> _WHAT IS REQUIRED_:
Copy every line from the data below in which the string "Nottingham" can be found.

++++ INPUT FOR THIS TASK

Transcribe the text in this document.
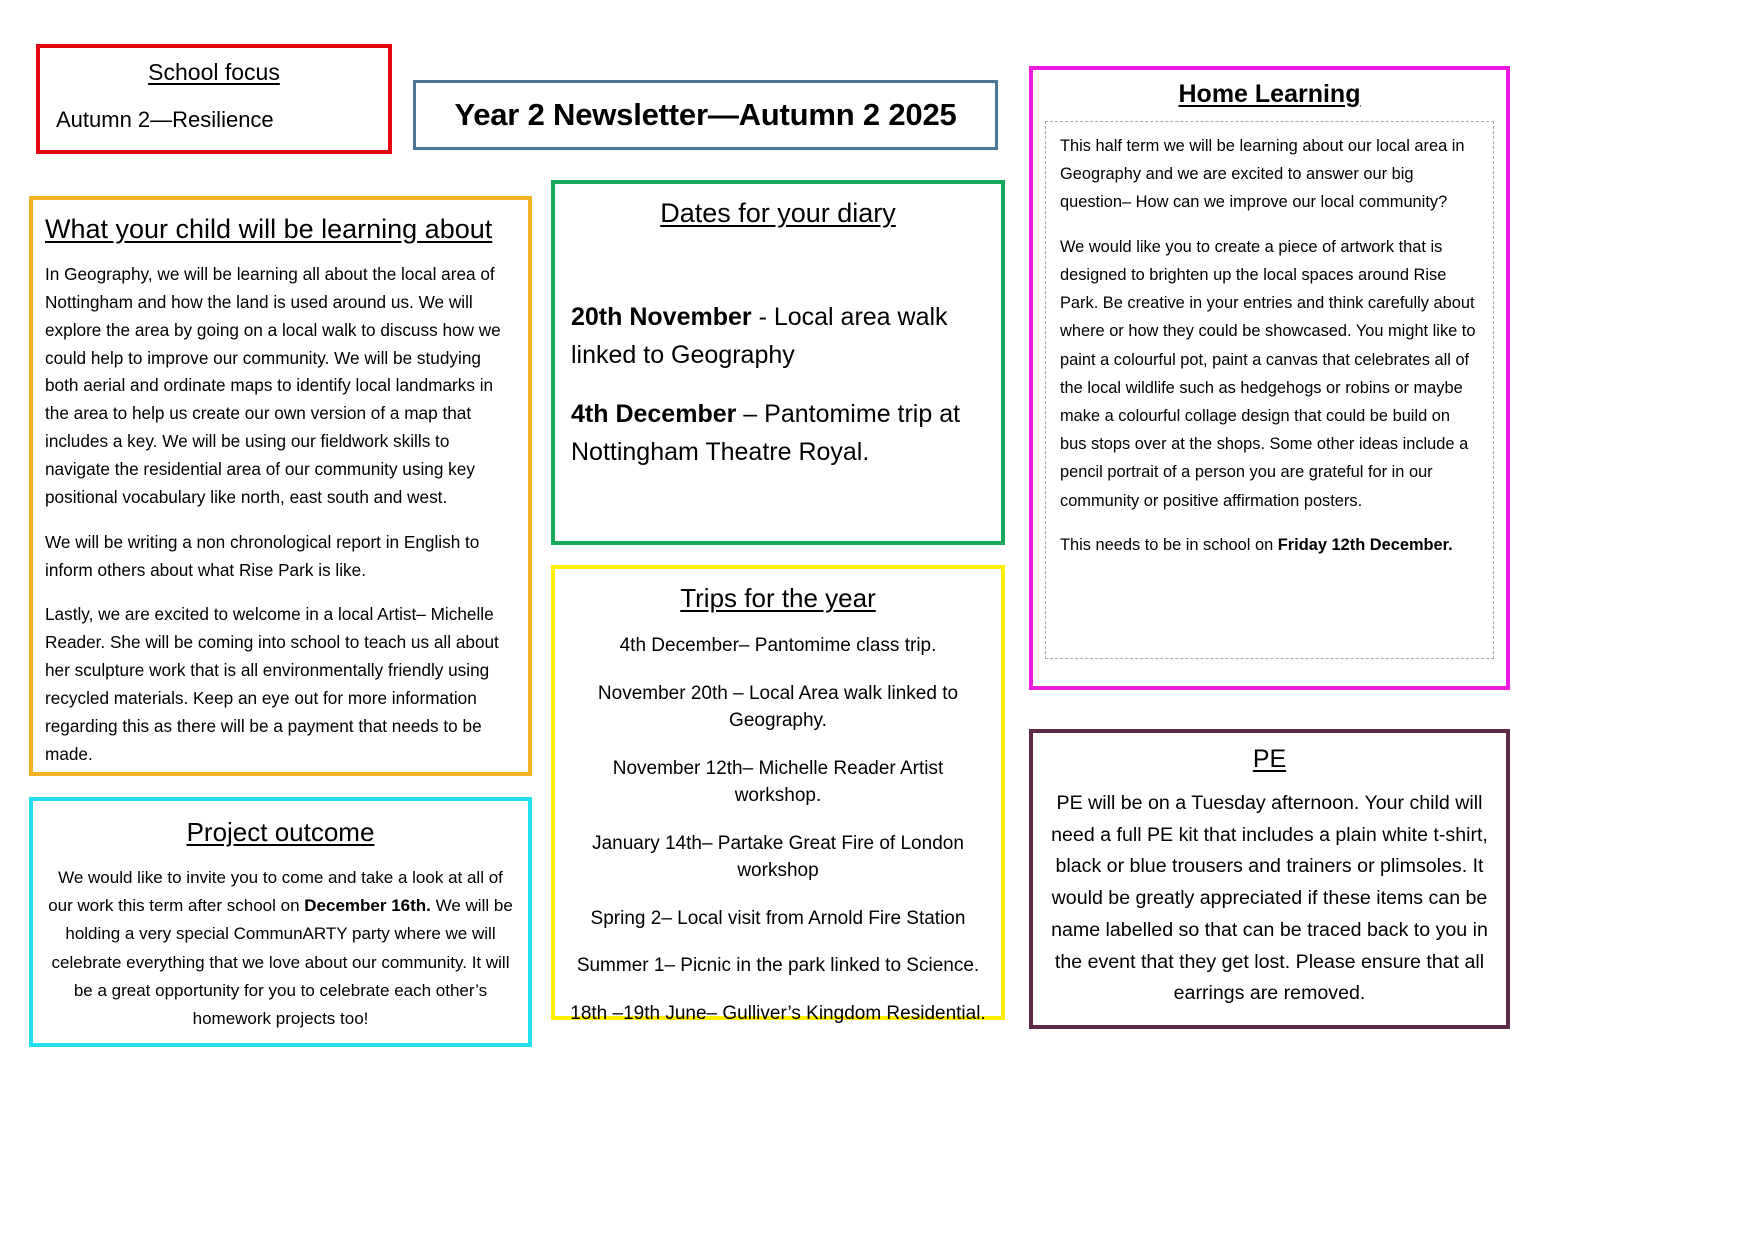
School focus
Autumn 2—Resilience	Year 2 Newsletter—Autumn 2 2025
What your child will be learning about

In Geography, we will be learning all about the local area of Nottingham and how the land is used around us. We will explore the area by going on a local walk to discuss how we could help to improve our community. We will be studying both aerial and ordinate maps to identify local landmarks in the area to help us create our own version of a map that includes a key. We will be using our fieldwork skills to navigate the residential area of our community using key positional vocabulary like north, east south and west.

We will be writing a non chronological report in English to inform others about what Rise Park is like.

Lastly, we are excited to welcome in a local Artist– Michelle Reader. She will be coming into school to teach us all about her sculpture work that is all environmentally friendly using recycled materials. Keep an eye out for more information regarding this as there will be a payment that needs to be made.

Project outcome

We would like to invite you to come and take a look at all of our work this term after school on December 16th. We will be holding a very special CommunARTY party where we will celebrate everything that we love about our community. It will be a great opportunity for you to celebrate each other’s homework projects too!

Dates for your diary

20th November - Local area walk linked to Geography

4th December – Pantomime trip at Nottingham Theatre Royal.

Trips for the year

4th December– Pantomime class trip.

November 20th – Local Area walk linked to Geography.

November 12th– Michelle Reader Artist workshop.

January 14th– Partake Great Fire of London workshop

Spring 2– Local visit from Arnold Fire Station

Summer 1– Picnic in the park linked to Science.

18th –19th June– Gulliver’s Kingdom Residential.

Home Learning

This half term we will be learning about our local area in Geography and we are excited to answer our big question– How can we improve our local community?

We would like you to create a piece of artwork that is designed to brighten up the local spaces around Rise Park. Be creative in your entries and think carefully about where or how they could be showcased. You might like to paint a colourful pot, paint a canvas that celebrates all of the local wildlife such as hedgehogs or robins or maybe make a colourful collage design that could be build on bus stops over at the shops. Some other ideas include a pencil portrait of a person you are grateful for in our community or positive affirmation posters.

This needs to be in school on Friday 12th December.

PE

PE will be on a Tuesday afternoon. Your child will need a full PE kit that includes a plain white t-shirt, black or blue trousers and trainers or plimsoles. It would be greatly appreciated if these items can be name labelled so that can be traced back to you in the event that they get lost. Please ensure that all earrings are removed.
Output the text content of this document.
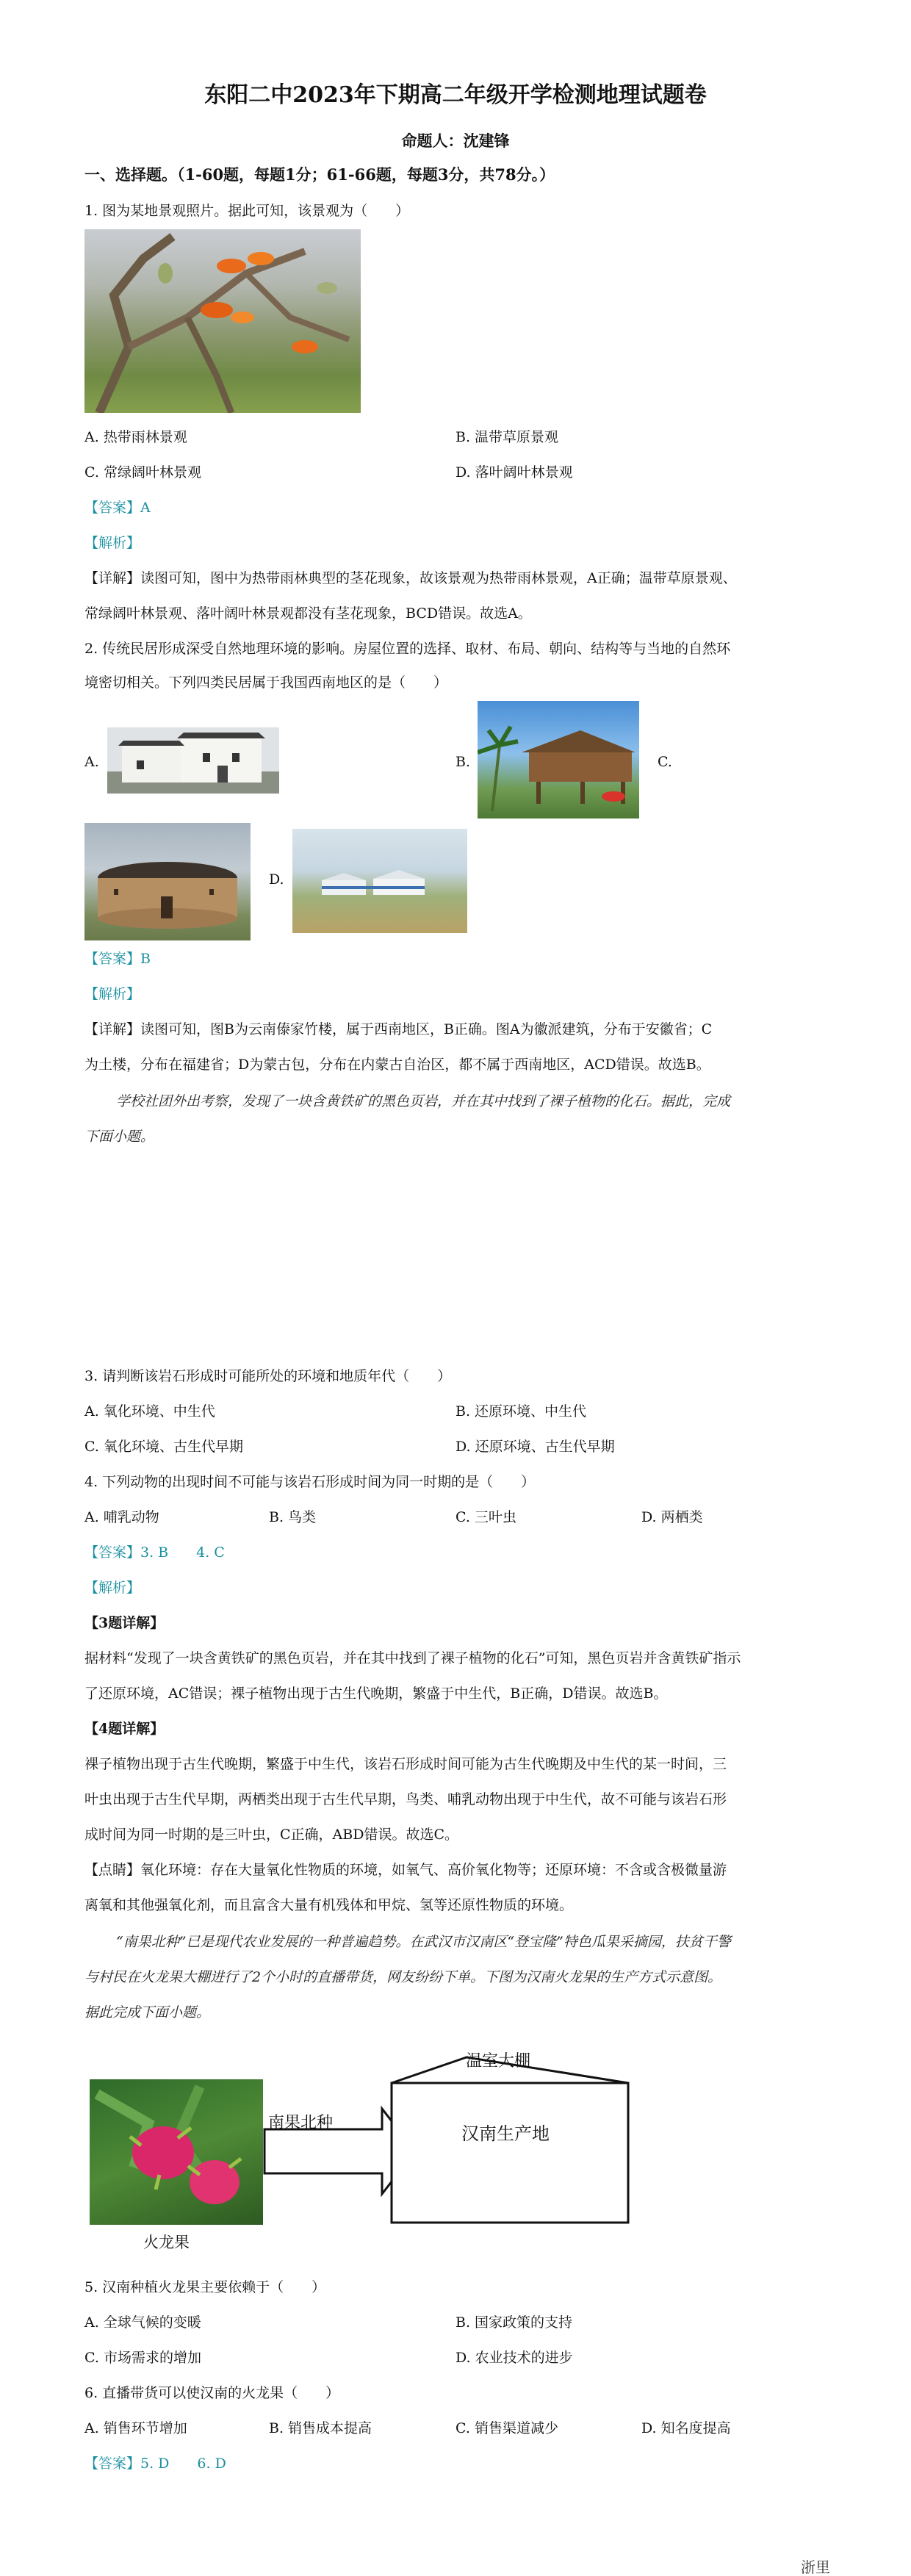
东阳二中2023年下期高二年级开学检测地理试题卷
命题人：沈建锋
一、选择题。（1-60题，每题1分；61-66题，每题3分，共78分。）
1. 图为某地景观照片。据此可知，该景观为（　　）
A. 热带雨林景观	B. 温带草原景观
C. 常绿阔叶林景观	D. 落叶阔叶林景观
【答案】A
【解析】
【详解】读图可知，图中为热带雨林典型的茎花现象，故该景观为热带雨林景观，A正确；温带草原景观、
常绿阔叶林景观、落叶阔叶林景观都没有茎花现象，BCD错误。故选A。
2. 传统民居形成深受自然地理环境的影响。房屋位置的选择、取材、布局、朝向、结构等与当地的自然环
境密切相关。下列四类民居属于我国西南地区的是（　　）
A.	B.	C.
D.
【答案】B
【解析】
【详解】读图可知，图B为云南傣家竹楼，属于西南地区，B正确。图A为徽派建筑，分布于安徽省；C
为土楼，分布在福建省；D为蒙古包，分布在内蒙古自治区，都不属于西南地区，ACD错误。故选B。
学校社团外出考察，发现了一块含黄铁矿的黑色页岩，并在其中找到了裸子植物的化石。据此，完成
下面小题。
3. 请判断该岩石形成时可能所处的环境和地质年代（　　）
A. 氧化环境、中生代	B. 还原环境、中生代
C. 氧化环境、古生代早期	D. 还原环境、古生代早期
4. 下列动物的出现时间不可能与该岩石形成时间为同一时期的是（　　）
A. 哺乳动物	B. 鸟类	C. 三叶虫	D. 两栖类
【答案】3. B　　4. C
【解析】
【3题详解】
据材料“发现了一块含黄铁矿的黑色页岩，并在其中找到了裸子植物的化石”可知，黑色页岩并含黄铁矿指示
了还原环境，AC错误；裸子植物出现于古生代晚期，繁盛于中生代，B正确，D错误。故选B。
【4题详解】
裸子植物出现于古生代晚期，繁盛于中生代，该岩石形成时间可能为古生代晚期及中生代的某一时间，三
叶虫出现于古生代早期，两栖类出现于古生代早期，鸟类、哺乳动物出现于中生代，故不可能与该岩石形
成时间为同一时期的是三叶虫，C正确，ABD错误。故选C。
【点睛】氧化环境：存在大量氧化性物质的环境，如氧气、高价氧化物等；还原环境：不含或含极微量游
离氧和其他强氧化剂，而且富含大量有机残体和甲烷、氢等还原性物质的环境。
“南果北种”已是现代农业发展的一种普遍趋势。在武汉市汉南区“登宝隆”特色瓜果采摘园，扶贫干警
与村民在火龙果大棚进行了2个小时的直播带货，网友纷纷下单。下图为汉南火龙果的生产方式示意图。
据此完成下面小题。
火龙果
南果北种
温室大棚
汉南生产地
5. 汉南种植火龙果主要依赖于（　　）
A. 全球气候的变暖	B. 国家政策的支持
C. 市场需求的增加	D. 农业技术的进步
6. 直播带货可以使汉南的火龙果（　　）
A. 销售环节增加	B. 销售成本提高	C. 销售渠道减少	D. 知名度提高
【答案】5. D　　6. D
浙里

++++++++

> _RESULT OF THE TASK_:
In Geography, we will be learning all about the local area of Nottingham and how the land is used around us. We will explore the area by going on a local walk to discuss how we could help to improve our community. We will be studying both aerial and ordinate maps to identify local landmarks in the area to help us create our own version of a map that includes a key. We will be using our fieldwork skills to navigate the residential area of our community using key positional vocabulary like north, east south and west.
4th December – Pantomime trip at Nottingham Theatre Royal.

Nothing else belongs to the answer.